-- BEGIN MATERIAL SHOWN --
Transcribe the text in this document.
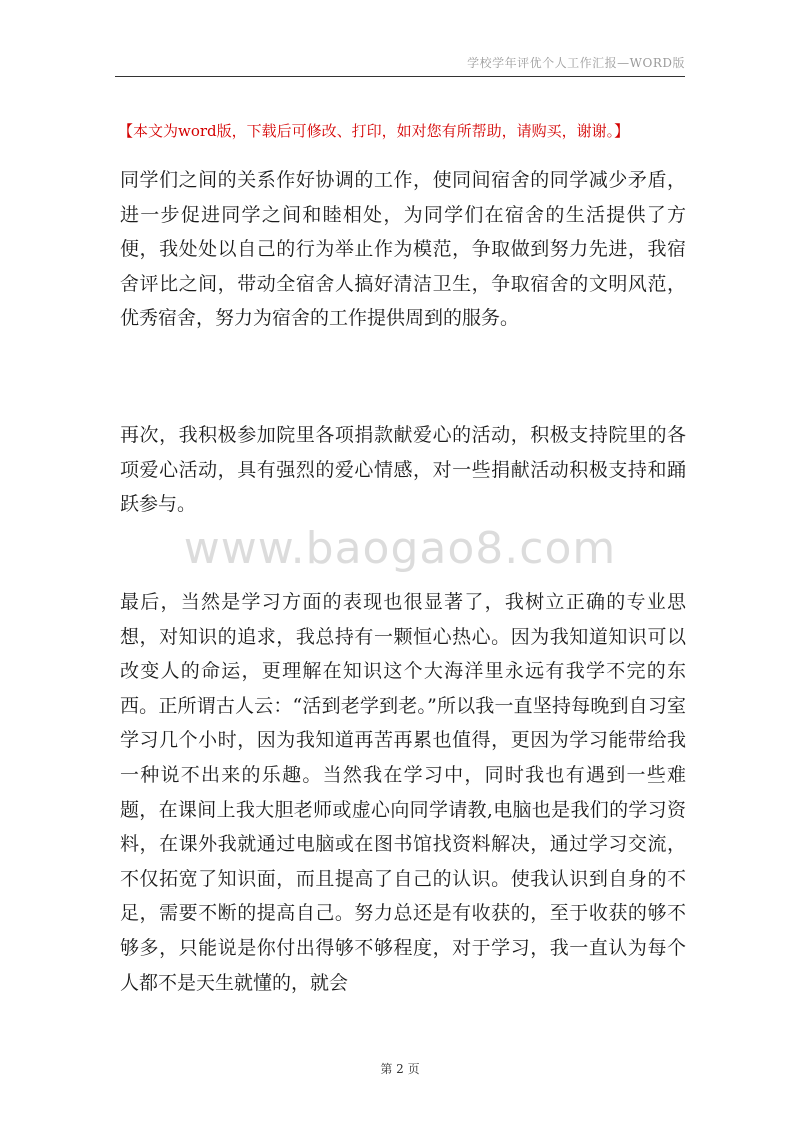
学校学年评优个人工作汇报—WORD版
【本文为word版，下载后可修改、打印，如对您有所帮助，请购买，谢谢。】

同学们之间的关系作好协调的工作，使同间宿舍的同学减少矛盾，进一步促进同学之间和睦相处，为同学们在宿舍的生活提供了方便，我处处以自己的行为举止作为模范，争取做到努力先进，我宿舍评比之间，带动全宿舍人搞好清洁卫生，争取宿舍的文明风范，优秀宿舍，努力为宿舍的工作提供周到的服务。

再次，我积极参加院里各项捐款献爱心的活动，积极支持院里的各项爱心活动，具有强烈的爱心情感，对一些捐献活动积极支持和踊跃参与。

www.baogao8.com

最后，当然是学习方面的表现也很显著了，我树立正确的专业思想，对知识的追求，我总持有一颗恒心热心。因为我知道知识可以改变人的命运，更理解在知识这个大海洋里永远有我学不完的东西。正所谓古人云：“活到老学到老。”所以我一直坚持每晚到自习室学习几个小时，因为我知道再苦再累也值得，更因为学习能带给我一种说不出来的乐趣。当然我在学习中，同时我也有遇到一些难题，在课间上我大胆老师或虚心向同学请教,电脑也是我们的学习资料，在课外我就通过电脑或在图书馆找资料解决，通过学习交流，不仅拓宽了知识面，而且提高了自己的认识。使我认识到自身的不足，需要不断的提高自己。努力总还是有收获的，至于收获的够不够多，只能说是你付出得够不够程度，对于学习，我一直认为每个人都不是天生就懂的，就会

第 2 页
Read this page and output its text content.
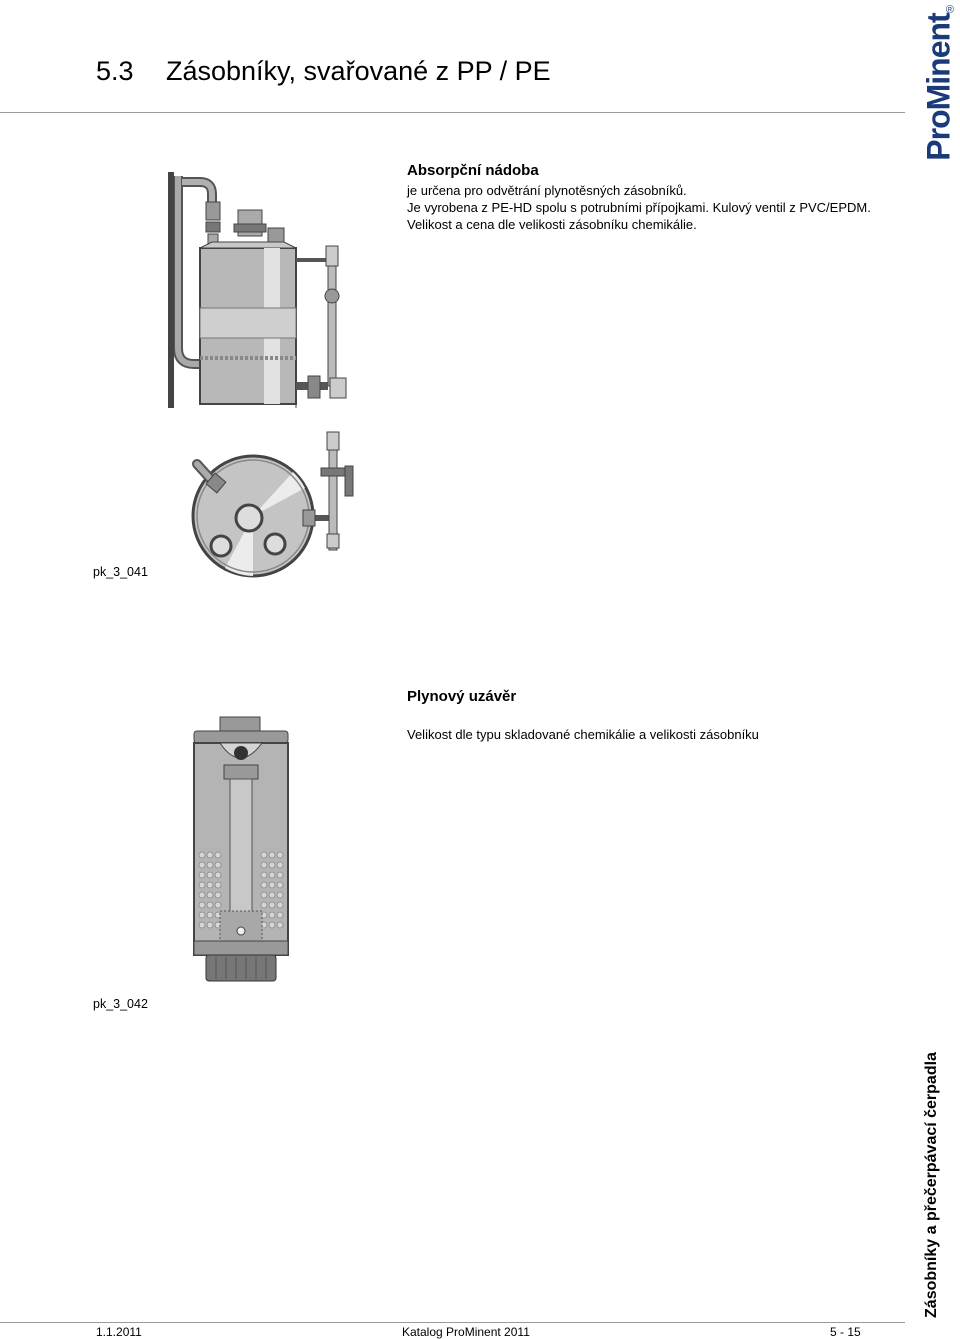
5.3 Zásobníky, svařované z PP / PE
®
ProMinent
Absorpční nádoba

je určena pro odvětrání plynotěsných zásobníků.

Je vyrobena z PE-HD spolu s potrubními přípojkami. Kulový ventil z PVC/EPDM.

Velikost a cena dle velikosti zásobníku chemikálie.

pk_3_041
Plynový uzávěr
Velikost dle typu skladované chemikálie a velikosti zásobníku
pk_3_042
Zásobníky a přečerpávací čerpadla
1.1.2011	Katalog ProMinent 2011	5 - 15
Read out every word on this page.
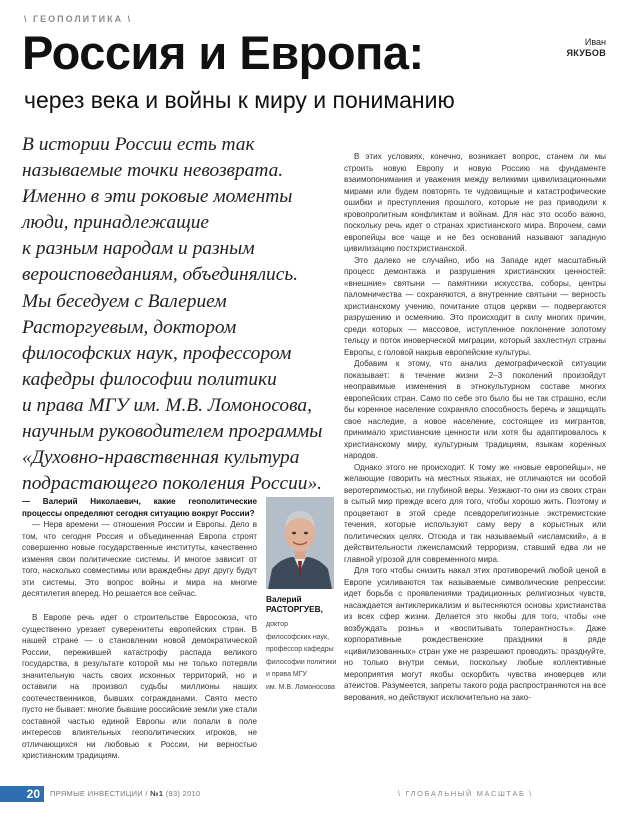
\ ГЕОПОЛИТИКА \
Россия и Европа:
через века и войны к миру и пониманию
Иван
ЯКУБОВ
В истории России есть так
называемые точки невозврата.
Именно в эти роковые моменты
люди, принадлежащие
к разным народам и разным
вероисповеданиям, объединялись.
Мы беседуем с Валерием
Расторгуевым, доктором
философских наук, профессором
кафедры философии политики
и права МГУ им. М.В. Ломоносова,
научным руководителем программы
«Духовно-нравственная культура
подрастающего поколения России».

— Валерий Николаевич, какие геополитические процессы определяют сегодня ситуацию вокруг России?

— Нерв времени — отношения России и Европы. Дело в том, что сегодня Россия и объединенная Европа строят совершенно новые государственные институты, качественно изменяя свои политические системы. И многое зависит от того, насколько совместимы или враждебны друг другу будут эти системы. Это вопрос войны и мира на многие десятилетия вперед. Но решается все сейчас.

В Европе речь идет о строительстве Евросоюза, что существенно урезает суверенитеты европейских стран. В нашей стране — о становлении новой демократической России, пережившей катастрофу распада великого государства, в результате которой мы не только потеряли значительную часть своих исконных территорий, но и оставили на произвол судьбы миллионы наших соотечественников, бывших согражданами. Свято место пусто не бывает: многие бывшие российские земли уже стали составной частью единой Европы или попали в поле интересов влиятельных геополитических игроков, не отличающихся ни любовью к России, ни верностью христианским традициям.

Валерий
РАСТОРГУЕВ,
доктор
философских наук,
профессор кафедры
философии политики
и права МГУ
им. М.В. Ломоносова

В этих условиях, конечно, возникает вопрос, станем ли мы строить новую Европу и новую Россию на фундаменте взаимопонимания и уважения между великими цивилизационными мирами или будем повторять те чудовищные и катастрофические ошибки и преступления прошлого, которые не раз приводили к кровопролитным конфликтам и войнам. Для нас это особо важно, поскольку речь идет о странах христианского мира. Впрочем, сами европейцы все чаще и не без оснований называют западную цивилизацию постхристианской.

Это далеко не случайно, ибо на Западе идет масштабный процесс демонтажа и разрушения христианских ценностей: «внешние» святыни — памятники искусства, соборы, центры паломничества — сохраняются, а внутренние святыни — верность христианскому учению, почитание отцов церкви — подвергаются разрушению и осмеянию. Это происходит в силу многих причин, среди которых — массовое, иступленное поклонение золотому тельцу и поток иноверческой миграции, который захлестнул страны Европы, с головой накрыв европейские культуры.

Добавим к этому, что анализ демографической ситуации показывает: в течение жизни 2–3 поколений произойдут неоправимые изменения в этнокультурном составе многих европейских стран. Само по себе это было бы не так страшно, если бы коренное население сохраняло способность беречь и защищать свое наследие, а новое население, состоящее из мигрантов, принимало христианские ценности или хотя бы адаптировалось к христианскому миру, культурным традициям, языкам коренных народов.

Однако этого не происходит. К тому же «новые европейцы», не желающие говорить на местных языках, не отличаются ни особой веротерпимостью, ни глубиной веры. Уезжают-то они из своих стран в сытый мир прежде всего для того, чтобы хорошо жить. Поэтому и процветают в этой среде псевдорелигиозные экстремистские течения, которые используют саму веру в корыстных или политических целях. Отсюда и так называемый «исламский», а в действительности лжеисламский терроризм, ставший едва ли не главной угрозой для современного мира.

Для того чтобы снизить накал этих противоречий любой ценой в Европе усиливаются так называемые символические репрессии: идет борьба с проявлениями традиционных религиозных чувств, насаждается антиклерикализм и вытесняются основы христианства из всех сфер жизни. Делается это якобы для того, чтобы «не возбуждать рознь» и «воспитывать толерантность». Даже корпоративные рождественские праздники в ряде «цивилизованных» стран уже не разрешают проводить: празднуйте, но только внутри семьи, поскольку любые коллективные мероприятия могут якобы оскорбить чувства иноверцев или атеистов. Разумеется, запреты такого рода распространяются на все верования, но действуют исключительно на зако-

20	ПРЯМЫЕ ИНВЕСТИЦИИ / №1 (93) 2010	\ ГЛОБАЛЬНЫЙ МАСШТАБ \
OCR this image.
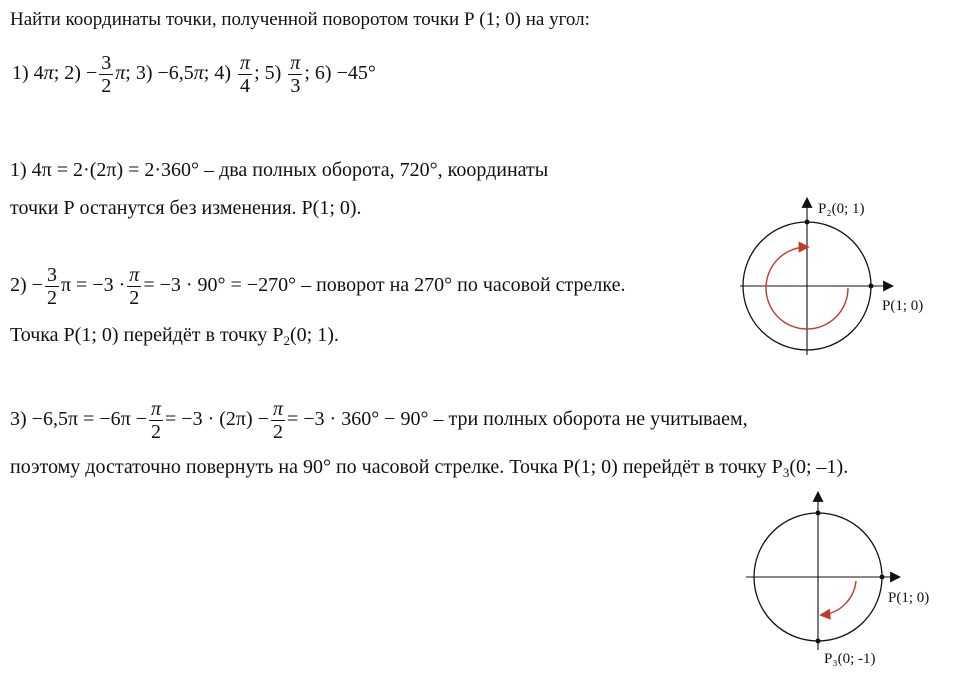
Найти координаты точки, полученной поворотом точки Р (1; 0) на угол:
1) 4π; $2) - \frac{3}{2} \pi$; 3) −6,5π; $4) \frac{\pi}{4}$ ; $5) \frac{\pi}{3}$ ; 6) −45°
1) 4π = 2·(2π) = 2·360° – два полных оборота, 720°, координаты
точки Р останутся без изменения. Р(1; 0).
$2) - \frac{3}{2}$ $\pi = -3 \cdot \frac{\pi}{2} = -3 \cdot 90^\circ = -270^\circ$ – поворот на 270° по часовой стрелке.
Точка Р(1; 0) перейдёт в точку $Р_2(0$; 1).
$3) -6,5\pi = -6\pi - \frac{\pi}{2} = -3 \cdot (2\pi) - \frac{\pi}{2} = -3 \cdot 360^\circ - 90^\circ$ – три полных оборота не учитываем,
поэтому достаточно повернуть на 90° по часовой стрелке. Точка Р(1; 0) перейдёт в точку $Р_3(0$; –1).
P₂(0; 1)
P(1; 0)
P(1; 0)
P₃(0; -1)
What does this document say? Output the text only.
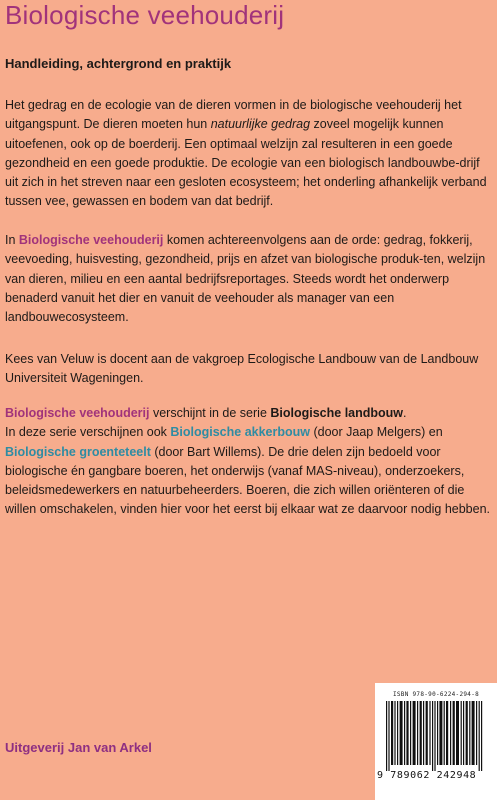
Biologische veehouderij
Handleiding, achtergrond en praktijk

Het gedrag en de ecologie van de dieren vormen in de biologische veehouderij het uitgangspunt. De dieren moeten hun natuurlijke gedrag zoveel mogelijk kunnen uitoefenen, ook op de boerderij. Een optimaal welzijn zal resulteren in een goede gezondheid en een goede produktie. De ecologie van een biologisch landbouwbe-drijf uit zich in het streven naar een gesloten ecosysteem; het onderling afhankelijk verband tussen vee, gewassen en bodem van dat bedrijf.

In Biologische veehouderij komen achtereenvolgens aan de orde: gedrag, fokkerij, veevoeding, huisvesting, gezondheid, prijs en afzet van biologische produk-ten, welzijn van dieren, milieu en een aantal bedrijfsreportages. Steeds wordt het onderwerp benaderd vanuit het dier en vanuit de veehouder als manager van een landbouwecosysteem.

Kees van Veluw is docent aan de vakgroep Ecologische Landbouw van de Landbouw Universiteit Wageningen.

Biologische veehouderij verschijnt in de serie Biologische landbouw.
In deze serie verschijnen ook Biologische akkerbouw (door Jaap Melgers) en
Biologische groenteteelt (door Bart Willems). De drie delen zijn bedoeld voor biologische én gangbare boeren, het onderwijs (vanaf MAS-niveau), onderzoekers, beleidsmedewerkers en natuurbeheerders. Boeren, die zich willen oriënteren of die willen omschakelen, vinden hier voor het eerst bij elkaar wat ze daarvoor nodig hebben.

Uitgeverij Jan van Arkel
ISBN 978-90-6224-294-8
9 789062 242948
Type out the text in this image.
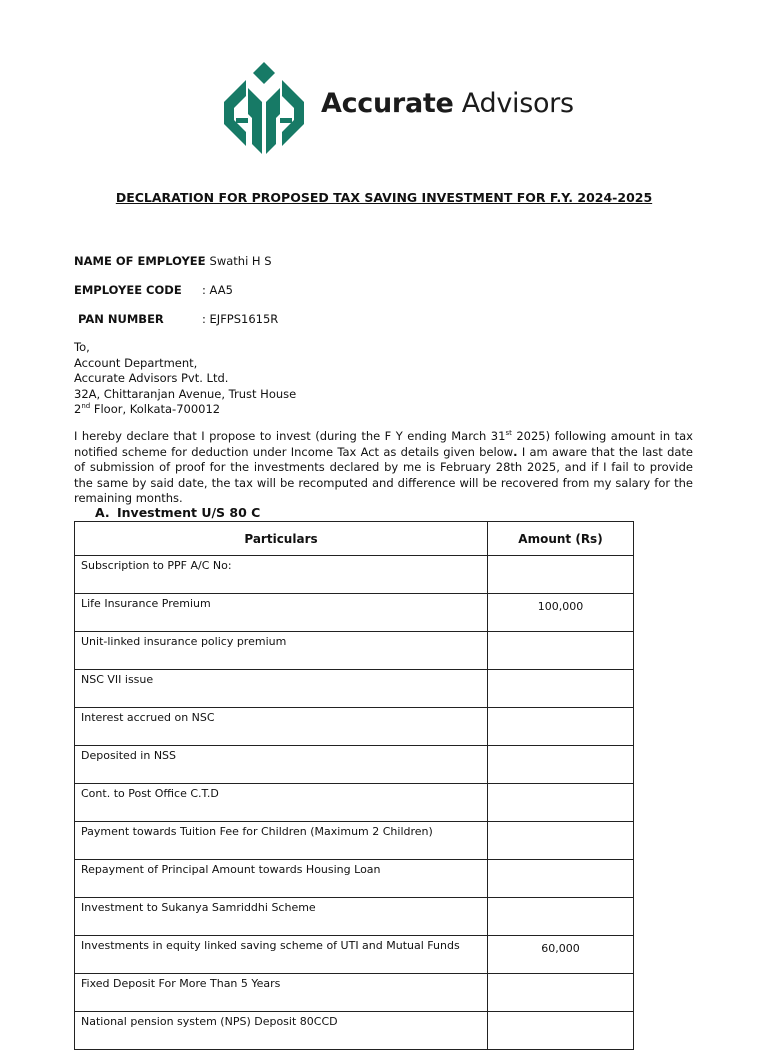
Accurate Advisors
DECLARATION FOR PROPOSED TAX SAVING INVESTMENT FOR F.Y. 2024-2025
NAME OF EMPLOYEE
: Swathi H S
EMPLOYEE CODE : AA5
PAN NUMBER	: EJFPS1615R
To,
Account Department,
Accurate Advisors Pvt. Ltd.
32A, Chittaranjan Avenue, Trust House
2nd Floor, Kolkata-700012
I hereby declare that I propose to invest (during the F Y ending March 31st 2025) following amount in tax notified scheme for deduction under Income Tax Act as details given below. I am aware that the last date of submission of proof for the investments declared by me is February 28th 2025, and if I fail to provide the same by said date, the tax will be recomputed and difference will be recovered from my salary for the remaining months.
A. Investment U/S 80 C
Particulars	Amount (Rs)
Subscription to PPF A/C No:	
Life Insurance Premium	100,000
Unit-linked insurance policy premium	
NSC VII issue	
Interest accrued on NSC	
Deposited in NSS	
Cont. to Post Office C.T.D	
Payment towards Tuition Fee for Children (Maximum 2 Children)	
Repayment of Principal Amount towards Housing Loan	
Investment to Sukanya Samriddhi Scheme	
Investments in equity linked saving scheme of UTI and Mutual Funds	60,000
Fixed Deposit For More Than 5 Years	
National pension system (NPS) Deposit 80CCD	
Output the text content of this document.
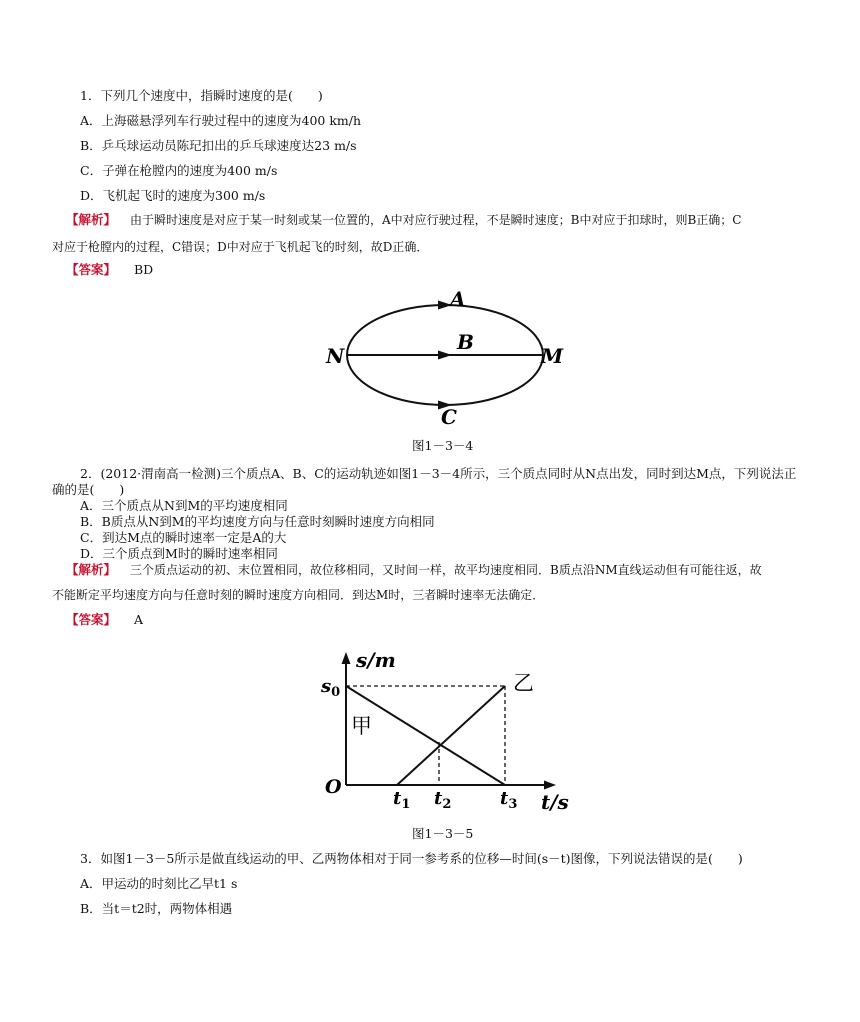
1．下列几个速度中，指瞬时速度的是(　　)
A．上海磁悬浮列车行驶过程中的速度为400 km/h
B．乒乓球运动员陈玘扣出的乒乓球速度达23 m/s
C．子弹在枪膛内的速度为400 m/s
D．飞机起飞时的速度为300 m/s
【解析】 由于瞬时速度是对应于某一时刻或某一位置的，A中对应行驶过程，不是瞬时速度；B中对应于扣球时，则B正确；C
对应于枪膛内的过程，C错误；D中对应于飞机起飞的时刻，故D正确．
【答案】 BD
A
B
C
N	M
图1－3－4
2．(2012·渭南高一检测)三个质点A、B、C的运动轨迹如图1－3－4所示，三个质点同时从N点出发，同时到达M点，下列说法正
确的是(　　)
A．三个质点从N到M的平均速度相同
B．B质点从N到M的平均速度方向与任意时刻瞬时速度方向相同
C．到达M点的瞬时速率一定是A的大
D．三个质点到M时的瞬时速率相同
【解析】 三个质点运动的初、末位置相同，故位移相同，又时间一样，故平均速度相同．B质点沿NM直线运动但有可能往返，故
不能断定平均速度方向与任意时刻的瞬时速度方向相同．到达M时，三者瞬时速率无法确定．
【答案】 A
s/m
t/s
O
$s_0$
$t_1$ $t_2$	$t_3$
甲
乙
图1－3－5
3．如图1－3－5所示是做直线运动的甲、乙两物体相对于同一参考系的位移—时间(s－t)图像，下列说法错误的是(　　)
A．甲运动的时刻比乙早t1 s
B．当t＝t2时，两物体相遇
-- END MATERIAL SHOWN --
▶ THE REQUEST
Track down all lines above with the string "координаты" and copy them.

▶ SOLUTION
Найти координаты точки, полученной поворотом точки Р (1; 0) на угол:
1) 4π = 2·(2π) = 2·360° – два полных оборота, 720°, координаты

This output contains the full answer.